## [Dataset records]

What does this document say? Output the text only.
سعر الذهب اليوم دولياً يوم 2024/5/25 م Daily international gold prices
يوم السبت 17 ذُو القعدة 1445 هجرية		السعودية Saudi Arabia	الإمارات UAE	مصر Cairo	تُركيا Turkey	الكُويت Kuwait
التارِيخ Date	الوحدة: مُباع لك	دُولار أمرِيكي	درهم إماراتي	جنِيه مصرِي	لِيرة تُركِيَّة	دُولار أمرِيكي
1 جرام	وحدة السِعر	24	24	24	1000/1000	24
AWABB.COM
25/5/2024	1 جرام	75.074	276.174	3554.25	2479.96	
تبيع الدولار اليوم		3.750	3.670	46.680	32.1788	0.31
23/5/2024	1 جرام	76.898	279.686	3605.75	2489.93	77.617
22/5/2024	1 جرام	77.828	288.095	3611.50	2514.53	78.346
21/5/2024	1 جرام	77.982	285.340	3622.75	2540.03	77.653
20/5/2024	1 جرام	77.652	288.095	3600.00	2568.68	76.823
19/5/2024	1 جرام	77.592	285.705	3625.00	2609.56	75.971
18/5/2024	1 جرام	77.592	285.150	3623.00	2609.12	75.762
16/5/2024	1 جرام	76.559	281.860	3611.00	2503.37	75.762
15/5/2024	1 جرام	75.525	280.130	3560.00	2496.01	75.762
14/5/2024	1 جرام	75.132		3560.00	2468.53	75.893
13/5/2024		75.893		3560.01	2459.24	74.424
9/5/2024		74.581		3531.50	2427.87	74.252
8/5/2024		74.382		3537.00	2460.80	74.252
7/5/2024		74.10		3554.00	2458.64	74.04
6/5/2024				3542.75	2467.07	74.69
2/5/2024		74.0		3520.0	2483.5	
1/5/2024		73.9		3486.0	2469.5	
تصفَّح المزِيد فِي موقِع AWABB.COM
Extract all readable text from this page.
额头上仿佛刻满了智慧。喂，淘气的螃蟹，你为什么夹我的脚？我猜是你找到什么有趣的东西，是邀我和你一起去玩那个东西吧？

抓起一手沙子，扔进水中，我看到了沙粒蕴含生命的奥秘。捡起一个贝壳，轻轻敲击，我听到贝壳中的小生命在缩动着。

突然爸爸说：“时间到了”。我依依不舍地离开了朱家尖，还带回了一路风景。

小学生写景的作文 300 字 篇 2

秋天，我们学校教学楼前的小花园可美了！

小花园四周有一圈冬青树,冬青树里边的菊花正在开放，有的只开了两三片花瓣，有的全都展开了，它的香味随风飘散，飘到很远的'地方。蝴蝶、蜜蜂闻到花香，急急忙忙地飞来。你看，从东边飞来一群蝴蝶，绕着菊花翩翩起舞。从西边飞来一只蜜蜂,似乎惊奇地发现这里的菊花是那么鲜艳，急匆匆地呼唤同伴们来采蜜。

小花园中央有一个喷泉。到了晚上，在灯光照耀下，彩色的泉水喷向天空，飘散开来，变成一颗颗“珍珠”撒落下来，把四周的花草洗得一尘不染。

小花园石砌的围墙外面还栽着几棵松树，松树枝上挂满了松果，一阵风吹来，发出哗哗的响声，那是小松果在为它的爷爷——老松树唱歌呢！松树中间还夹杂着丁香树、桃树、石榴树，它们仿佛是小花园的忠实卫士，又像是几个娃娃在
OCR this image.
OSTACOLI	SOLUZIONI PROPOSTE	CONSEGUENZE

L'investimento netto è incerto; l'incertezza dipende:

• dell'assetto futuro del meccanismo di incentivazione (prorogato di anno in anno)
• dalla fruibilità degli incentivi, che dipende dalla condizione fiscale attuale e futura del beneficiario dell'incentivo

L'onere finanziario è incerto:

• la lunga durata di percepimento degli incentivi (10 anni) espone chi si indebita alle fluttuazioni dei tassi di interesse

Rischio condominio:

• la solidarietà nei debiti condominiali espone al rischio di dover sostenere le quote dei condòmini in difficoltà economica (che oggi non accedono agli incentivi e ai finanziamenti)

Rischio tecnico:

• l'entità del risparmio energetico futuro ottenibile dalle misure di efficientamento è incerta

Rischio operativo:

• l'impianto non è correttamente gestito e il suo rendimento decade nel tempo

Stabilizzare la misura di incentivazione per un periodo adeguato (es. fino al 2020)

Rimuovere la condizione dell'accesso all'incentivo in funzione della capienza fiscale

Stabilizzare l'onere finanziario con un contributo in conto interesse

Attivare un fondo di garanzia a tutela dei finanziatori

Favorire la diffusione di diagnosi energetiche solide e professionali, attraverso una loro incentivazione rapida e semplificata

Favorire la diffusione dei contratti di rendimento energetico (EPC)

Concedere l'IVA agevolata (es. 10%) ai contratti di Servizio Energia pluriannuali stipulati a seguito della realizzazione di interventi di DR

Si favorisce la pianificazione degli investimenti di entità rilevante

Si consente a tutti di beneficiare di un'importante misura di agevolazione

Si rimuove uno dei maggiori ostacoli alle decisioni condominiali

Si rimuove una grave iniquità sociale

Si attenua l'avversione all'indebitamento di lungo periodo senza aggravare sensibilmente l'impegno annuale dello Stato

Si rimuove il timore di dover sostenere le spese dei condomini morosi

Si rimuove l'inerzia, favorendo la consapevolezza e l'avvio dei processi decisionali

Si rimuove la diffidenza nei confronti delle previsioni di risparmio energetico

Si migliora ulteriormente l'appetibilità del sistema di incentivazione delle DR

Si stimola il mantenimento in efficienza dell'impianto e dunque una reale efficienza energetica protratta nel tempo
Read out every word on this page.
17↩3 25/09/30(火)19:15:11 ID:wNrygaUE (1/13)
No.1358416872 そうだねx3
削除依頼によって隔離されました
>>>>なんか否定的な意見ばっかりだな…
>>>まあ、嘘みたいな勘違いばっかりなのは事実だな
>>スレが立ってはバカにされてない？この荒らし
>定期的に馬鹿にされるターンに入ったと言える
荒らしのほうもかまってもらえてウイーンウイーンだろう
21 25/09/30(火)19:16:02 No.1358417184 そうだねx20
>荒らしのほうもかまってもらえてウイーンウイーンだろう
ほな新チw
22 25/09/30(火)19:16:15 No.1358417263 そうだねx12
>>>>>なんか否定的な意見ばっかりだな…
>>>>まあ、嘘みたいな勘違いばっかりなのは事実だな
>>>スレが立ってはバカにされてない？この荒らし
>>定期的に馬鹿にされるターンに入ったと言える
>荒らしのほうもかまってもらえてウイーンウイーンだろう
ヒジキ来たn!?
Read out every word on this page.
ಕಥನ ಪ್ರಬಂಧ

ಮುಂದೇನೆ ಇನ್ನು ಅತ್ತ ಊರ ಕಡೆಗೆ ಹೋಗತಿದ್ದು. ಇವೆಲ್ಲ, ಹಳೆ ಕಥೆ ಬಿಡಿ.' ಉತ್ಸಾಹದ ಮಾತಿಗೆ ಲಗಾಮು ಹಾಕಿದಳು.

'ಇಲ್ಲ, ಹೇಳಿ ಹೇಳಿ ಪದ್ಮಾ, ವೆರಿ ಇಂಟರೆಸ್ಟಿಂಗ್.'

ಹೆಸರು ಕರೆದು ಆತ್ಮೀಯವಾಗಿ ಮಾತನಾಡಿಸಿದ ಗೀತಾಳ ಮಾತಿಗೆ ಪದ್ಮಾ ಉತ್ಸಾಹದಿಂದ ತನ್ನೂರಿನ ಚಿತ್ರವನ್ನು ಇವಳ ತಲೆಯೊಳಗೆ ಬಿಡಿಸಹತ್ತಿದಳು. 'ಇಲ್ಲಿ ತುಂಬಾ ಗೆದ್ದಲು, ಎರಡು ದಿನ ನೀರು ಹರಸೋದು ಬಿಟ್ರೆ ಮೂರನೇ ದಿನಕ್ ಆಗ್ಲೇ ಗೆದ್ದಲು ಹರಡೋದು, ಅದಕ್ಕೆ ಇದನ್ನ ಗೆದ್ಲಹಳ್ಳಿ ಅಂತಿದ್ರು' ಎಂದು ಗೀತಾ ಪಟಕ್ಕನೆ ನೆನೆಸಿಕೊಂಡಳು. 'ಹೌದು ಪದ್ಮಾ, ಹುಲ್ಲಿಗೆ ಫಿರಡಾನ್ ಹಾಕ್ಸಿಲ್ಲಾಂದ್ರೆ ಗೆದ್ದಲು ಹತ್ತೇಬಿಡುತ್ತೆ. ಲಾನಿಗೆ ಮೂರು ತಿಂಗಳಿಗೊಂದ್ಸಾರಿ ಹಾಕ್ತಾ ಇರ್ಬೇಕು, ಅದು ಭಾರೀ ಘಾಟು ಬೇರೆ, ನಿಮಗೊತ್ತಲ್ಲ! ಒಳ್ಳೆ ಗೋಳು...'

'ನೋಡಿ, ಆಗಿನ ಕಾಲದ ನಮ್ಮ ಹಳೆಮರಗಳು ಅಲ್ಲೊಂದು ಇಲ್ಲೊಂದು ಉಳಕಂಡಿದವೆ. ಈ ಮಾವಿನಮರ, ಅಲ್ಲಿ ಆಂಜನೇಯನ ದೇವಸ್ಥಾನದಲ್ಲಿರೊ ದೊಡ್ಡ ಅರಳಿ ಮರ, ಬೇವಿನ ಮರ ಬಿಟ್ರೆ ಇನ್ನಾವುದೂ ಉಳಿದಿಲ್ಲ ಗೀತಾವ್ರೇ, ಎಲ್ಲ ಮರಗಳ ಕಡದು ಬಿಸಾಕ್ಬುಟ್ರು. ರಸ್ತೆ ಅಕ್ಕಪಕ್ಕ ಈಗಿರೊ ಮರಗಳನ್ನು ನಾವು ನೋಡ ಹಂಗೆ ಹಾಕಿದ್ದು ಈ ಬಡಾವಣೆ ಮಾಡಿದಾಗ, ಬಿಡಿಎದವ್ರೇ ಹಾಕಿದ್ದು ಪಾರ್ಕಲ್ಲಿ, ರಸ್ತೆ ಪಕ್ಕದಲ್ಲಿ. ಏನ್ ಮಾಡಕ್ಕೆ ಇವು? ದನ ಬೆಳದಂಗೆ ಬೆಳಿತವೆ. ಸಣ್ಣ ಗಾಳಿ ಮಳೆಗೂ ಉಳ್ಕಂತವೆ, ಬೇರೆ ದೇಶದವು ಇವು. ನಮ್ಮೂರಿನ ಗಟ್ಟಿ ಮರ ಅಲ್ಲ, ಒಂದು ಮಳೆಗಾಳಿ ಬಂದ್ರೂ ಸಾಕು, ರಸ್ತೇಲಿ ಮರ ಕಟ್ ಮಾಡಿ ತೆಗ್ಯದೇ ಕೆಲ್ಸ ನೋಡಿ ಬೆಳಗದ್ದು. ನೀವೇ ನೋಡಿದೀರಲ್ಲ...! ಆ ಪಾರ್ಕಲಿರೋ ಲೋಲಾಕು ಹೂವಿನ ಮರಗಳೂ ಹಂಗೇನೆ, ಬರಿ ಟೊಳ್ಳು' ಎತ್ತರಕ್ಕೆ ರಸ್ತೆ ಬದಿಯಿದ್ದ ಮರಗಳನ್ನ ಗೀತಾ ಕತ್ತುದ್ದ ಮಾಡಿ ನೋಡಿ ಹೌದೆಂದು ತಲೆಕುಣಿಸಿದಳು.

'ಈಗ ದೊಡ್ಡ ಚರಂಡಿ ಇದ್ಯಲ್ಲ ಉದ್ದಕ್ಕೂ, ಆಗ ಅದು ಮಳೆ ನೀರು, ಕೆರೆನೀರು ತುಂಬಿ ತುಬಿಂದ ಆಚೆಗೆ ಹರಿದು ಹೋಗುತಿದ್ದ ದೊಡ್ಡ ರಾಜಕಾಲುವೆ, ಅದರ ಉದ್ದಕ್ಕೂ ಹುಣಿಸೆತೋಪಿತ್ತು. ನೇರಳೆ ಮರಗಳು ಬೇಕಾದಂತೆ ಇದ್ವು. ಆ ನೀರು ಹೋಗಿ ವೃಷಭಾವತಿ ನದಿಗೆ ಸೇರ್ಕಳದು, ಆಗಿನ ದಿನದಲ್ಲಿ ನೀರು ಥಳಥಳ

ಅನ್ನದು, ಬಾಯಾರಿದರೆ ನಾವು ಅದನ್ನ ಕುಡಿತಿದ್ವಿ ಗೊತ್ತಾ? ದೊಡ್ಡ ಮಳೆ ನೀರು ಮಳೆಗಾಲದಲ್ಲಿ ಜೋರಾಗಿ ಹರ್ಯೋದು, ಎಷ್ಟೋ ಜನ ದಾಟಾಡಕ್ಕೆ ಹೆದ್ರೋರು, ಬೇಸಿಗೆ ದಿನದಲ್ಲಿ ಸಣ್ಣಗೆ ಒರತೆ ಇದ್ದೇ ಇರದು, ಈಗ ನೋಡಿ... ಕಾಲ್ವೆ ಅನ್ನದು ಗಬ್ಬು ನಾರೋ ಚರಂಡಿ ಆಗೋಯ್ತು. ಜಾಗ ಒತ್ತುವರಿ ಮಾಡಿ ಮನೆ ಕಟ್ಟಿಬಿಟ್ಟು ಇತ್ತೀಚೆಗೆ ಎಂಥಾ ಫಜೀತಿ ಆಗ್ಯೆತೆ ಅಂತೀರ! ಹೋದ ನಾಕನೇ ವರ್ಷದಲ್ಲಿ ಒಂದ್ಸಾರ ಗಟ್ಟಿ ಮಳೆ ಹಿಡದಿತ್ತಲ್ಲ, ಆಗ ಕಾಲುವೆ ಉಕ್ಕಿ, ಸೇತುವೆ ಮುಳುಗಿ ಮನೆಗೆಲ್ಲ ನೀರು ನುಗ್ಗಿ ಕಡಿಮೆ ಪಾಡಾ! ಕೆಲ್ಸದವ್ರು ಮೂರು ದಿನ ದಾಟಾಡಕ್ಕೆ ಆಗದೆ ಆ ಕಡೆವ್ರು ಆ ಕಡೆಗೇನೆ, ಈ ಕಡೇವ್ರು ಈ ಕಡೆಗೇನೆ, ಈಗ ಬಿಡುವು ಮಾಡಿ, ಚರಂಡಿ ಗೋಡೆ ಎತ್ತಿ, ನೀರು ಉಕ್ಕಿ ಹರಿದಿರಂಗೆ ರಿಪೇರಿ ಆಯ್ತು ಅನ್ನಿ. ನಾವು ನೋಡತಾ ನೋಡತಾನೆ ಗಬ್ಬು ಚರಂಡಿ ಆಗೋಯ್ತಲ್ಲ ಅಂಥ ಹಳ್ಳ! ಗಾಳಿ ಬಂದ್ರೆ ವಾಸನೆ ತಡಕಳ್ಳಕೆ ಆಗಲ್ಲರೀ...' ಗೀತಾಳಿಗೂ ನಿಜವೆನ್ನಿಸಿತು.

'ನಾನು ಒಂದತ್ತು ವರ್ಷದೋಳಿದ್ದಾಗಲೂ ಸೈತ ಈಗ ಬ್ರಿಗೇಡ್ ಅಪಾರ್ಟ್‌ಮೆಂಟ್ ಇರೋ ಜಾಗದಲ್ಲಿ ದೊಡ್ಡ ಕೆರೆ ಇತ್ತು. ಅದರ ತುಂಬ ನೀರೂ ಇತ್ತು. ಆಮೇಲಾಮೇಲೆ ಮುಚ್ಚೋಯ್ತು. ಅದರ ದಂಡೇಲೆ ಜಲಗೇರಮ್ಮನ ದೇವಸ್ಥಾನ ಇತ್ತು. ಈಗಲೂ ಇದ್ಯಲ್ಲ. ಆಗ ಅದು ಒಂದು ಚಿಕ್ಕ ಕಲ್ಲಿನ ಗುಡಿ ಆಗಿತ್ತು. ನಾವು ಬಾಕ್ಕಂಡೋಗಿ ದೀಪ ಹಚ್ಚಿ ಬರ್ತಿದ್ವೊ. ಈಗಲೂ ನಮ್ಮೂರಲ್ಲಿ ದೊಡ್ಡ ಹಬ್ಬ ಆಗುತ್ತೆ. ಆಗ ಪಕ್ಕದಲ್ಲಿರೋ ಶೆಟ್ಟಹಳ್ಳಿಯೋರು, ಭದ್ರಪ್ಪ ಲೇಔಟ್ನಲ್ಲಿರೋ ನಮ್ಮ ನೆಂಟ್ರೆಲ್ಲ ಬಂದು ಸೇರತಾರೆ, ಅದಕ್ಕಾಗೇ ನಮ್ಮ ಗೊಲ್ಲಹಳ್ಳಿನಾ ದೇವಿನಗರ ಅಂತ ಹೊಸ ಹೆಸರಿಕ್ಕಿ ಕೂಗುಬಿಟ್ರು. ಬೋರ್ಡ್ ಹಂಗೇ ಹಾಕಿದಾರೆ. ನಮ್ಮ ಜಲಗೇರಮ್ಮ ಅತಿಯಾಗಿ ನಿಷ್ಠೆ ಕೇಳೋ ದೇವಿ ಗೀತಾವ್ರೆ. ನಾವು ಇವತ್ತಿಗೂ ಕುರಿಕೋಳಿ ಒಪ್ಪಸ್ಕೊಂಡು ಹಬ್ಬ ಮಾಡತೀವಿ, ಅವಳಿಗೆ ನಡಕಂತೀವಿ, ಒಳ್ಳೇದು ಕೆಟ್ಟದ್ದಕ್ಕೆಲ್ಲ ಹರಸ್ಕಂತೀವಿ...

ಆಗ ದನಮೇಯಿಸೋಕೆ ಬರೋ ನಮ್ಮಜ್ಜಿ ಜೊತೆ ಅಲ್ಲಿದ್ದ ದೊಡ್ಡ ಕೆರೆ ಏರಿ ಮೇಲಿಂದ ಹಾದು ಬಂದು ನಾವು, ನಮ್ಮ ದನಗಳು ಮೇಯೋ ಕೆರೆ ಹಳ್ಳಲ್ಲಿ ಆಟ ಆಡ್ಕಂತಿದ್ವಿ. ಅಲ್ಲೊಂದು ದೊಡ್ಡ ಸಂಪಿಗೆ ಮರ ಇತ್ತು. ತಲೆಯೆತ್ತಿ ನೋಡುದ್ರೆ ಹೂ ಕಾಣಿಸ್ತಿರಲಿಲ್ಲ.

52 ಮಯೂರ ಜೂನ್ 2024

## [Work to do]
The answer is the number of lines in the preceding material that hold "اليوم"; write that number and nothing else.

## [Finished task]
2